### [Task directions]
Keep only those lines of the records that include the string "this".

[Collected data]
↓
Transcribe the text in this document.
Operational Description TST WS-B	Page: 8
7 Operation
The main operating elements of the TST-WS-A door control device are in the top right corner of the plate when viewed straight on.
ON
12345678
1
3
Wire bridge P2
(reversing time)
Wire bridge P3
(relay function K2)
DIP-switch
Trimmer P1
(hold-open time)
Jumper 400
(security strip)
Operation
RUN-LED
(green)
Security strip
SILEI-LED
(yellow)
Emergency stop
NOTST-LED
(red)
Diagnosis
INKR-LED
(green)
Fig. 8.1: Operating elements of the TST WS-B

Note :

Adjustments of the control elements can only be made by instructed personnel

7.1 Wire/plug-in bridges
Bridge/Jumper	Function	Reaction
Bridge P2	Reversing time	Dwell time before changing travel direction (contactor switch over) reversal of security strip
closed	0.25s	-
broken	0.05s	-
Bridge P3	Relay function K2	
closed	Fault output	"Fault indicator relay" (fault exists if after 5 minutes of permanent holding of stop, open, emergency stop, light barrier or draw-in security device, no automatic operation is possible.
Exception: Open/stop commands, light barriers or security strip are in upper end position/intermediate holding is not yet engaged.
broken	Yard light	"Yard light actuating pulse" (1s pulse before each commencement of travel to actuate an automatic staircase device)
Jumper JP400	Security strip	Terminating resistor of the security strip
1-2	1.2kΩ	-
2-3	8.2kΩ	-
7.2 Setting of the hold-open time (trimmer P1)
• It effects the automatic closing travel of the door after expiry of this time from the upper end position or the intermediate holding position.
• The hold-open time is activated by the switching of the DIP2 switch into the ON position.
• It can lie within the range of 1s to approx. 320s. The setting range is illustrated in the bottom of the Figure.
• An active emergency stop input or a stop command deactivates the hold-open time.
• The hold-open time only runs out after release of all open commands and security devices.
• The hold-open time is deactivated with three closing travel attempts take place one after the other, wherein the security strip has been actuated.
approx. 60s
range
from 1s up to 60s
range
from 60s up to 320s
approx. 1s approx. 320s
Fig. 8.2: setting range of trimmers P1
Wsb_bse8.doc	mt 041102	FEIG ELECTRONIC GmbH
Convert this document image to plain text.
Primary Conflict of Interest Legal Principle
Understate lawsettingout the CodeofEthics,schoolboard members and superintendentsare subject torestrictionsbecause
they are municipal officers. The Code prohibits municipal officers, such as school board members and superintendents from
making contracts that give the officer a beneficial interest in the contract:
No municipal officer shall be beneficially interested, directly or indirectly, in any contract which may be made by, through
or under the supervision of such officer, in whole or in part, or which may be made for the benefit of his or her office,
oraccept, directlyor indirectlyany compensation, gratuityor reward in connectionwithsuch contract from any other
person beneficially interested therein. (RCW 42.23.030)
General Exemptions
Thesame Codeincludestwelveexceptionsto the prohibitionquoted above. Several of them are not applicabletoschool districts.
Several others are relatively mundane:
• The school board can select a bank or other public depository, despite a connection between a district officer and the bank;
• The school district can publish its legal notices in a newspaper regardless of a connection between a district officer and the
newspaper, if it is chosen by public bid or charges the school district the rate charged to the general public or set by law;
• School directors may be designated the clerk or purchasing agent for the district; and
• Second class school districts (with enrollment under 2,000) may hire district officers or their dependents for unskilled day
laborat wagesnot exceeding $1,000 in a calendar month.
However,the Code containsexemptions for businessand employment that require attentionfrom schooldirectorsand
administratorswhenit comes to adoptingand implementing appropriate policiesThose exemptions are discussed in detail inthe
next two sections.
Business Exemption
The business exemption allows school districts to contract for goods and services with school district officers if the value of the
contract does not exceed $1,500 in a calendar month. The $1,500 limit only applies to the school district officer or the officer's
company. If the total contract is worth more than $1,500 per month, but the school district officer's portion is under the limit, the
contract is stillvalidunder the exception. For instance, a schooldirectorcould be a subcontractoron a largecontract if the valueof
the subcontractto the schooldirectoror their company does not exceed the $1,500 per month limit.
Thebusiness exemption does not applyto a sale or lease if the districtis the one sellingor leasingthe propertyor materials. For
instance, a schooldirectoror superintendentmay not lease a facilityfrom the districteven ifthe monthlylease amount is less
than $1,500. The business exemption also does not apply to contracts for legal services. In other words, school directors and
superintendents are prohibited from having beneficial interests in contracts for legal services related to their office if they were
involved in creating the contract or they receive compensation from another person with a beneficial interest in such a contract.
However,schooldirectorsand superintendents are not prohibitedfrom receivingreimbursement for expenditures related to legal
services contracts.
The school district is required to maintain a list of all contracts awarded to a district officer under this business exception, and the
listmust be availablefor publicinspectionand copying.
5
↑
### [Response to the task]
Transcribe the text in this document.
• It effects the automatic closing travel of the door after expiry of this time from the upper end position or the intermediate holding position.
Convert this document image to plain text.
The school district is required to maintain a list of all contracts awarded to a district officer under this business exception, and the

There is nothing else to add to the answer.